• [DATA ENTRIES]:
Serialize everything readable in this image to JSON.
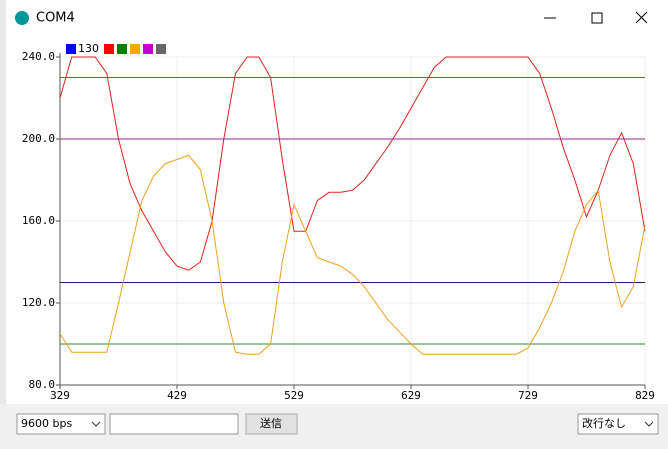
{
  "window": {
    "title": "COM4",
    "baud": "9600 bps",
    "send_button": "送信",
    "line_ending": "改行なし"
  },
  "chart_data": {
    "type": "line",
    "x": [
      329,
      339,
      349,
      359,
      369,
      379,
      389,
      399,
      409,
      419,
      429,
      439,
      449,
      459,
      469,
      479,
      489,
      499,
      509,
      519,
      529,
      539,
      549,
      559,
      569,
      579,
      589,
      599,
      609,
      619,
      629,
      639,
      649,
      659,
      669,
      679,
      689,
      699,
      709,
      719,
      729,
      739,
      749,
      759,
      769,
      779,
      789,
      799,
      809,
      819,
      829
    ],
    "xlim": [
      329,
      829
    ],
    "xticks": [
      329,
      429,
      529,
      629,
      729,
      829
    ],
    "ylim": [
      80,
      240
    ],
    "yticks": [
      {
        "value": 80,
        "label": "80.0"
      },
      {
        "value": 120,
        "label": "120.0"
      },
      {
        "value": 160,
        "label": "160.0"
      },
      {
        "value": 200,
        "label": "200.0"
      },
      {
        "value": 240,
        "label": "240.0"
      }
    ],
    "grid": true,
    "series": [
      {
        "name": "130",
        "color": "#0000ff",
        "line_color": "#1a1a6e",
        "values": [
          130,
          130,
          130,
          130,
          130,
          130,
          130,
          130,
          130,
          130,
          130,
          130,
          130,
          130,
          130,
          130,
          130,
          130,
          130,
          130,
          130,
          130,
          130,
          130,
          130,
          130,
          130,
          130,
          130,
          130,
          130,
          130,
          130,
          130,
          130,
          130,
          130,
          130,
          130,
          130,
          130,
          130,
          130,
          130,
          130,
          130,
          130,
          130,
          130,
          130,
          130
        ]
      },
      {
        "color": "#ff0000",
        "line_color": "#e02020",
        "values": [
          220,
          240,
          240,
          240,
          232,
          200,
          178,
          165,
          155,
          145,
          138,
          136,
          140,
          160,
          200,
          232,
          240,
          240,
          230,
          190,
          155,
          155,
          170,
          174,
          174,
          175,
          180,
          188,
          196,
          205,
          215,
          225,
          235,
          240,
          240,
          240,
          240,
          240,
          240,
          240,
          240,
          232,
          215,
          196,
          180,
          162,
          175,
          192,
          203,
          188,
          155
        ]
      },
      {
        "color": "#008000",
        "line_color": "#2e8b2e",
        "values": [
          100,
          100,
          100,
          100,
          100,
          100,
          100,
          100,
          100,
          100,
          100,
          100,
          100,
          100,
          100,
          100,
          100,
          100,
          100,
          100,
          100,
          100,
          100,
          100,
          100,
          100,
          100,
          100,
          100,
          100,
          100,
          100,
          100,
          100,
          100,
          100,
          100,
          100,
          100,
          100,
          100,
          100,
          100,
          100,
          100,
          100,
          100,
          100,
          100,
          100,
          100
        ]
      },
      {
        "color": "#ffa500",
        "line_color": "#f0a020",
        "values": [
          105,
          96,
          96,
          96,
          96,
          120,
          145,
          170,
          182,
          188,
          190,
          192,
          185,
          160,
          120,
          96,
          95,
          95,
          100,
          140,
          168,
          155,
          142,
          140,
          138,
          134,
          128,
          120,
          112,
          106,
          100,
          95,
          95,
          95,
          95,
          95,
          95,
          95,
          95,
          95,
          98,
          108,
          120,
          135,
          155,
          168,
          175,
          140,
          118,
          128,
          158
        ]
      },
      {
        "color": "#cc00cc",
        "line_color": "#a020a0",
        "values": [
          200,
          200,
          200,
          200,
          200,
          200,
          200,
          200,
          200,
          200,
          200,
          200,
          200,
          200,
          200,
          200,
          200,
          200,
          200,
          200,
          200,
          200,
          200,
          200,
          200,
          200,
          200,
          200,
          200,
          200,
          200,
          200,
          200,
          200,
          200,
          200,
          200,
          200,
          200,
          200,
          200,
          200,
          200,
          200,
          200,
          200,
          200,
          200,
          200,
          200,
          200
        ]
      },
      {
        "color": "#666666",
        "line_color": "#4a7a2a",
        "values": [
          230,
          230,
          230,
          230,
          230,
          230,
          230,
          230,
          230,
          230,
          230,
          230,
          230,
          230,
          230,
          230,
          230,
          230,
          230,
          230,
          230,
          230,
          230,
          230,
          230,
          230,
          230,
          230,
          230,
          230,
          230,
          230,
          230,
          230,
          230,
          230,
          230,
          230,
          230,
          230,
          230,
          230,
          230,
          230,
          230,
          230,
          230,
          230,
          230,
          230,
          230
        ]
      }
    ]
  }
}
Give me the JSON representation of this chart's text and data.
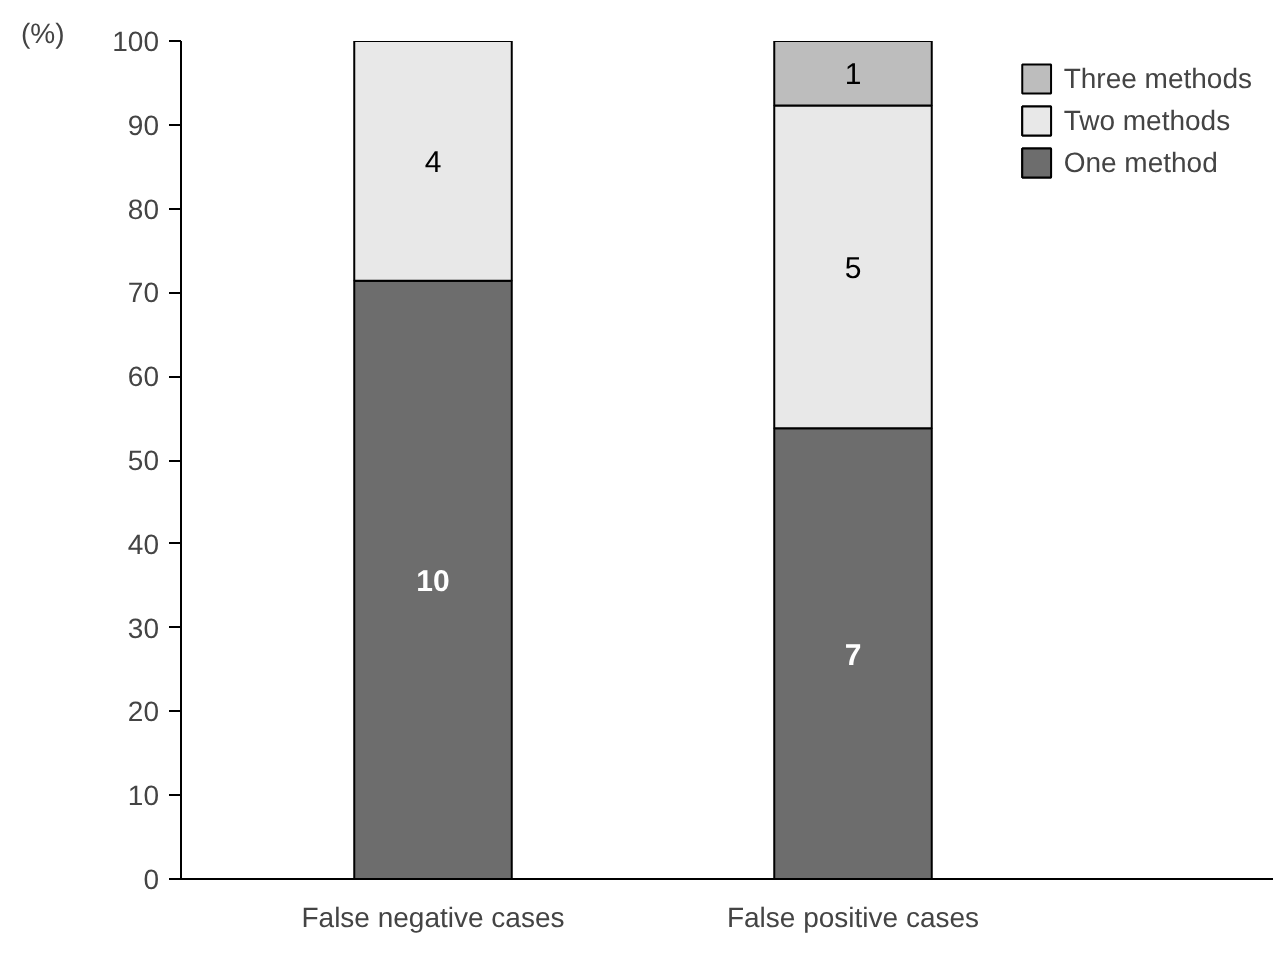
{
  "chart_data": {
    "type": "bar",
    "stacked": true,
    "ylabel": "(%)",
    "categories": [
      "False negative cases",
      "False positive cases"
    ],
    "series": [
      {
        "name": "One method",
        "color": "#6d6d6d",
        "values": [
          71.4,
          53.8
        ]
      },
      {
        "name": "Two methods",
        "color": "#e8e8e8",
        "values": [
          28.6,
          38.5
        ]
      },
      {
        "name": "Three methods",
        "color": "#bdbdbd",
        "values": [
          null,
          7.7
        ]
      }
    ],
    "annotations": [
      "10",
      "7",
      "4",
      "5",
      "1"
    ],
    "ylim": [
      0,
      100
    ],
    "yticks": [
      0,
      10,
      20,
      30,
      40,
      50,
      60,
      70,
      80,
      90,
      100
    ],
    "grid": false,
    "legend": "top right"
  }
}
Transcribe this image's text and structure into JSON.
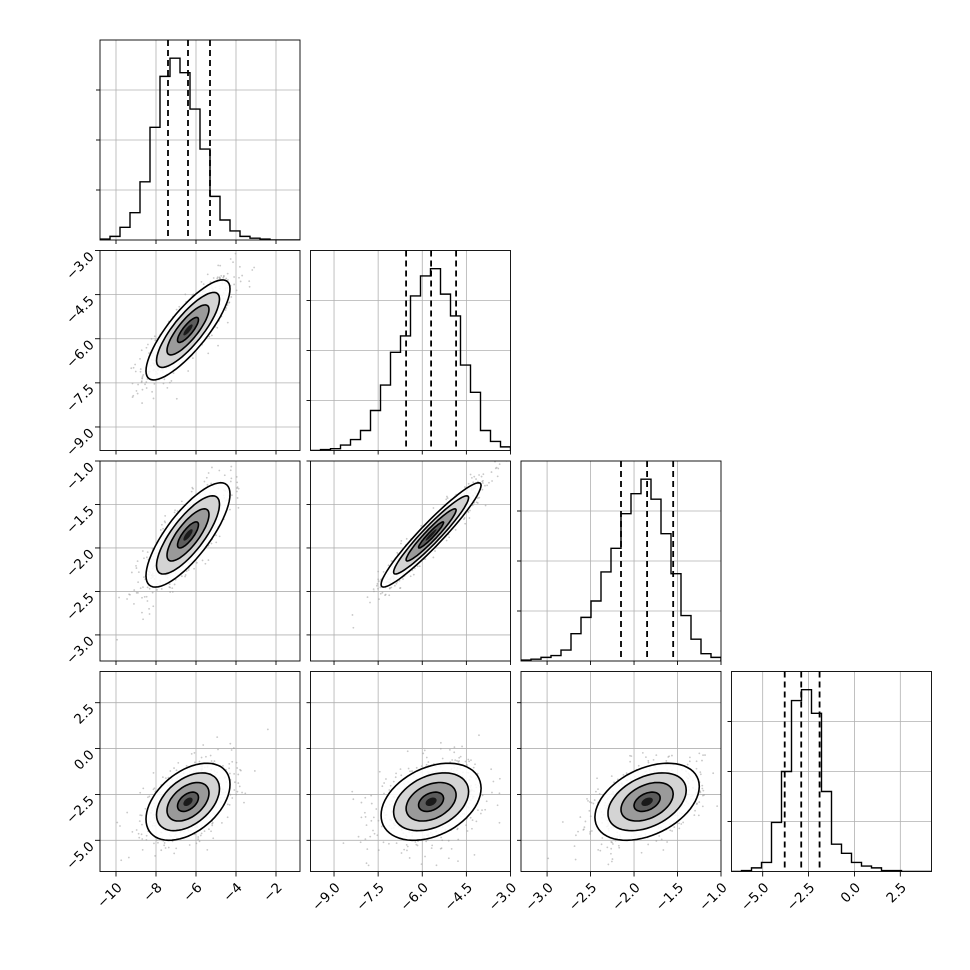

• [TASK TO COMPLETE]:
Go through the records and pull out each line that includes the word "methods".

• [ANSWER IN FULL]:
        "name": "Two methods",
        "name": "Three methods",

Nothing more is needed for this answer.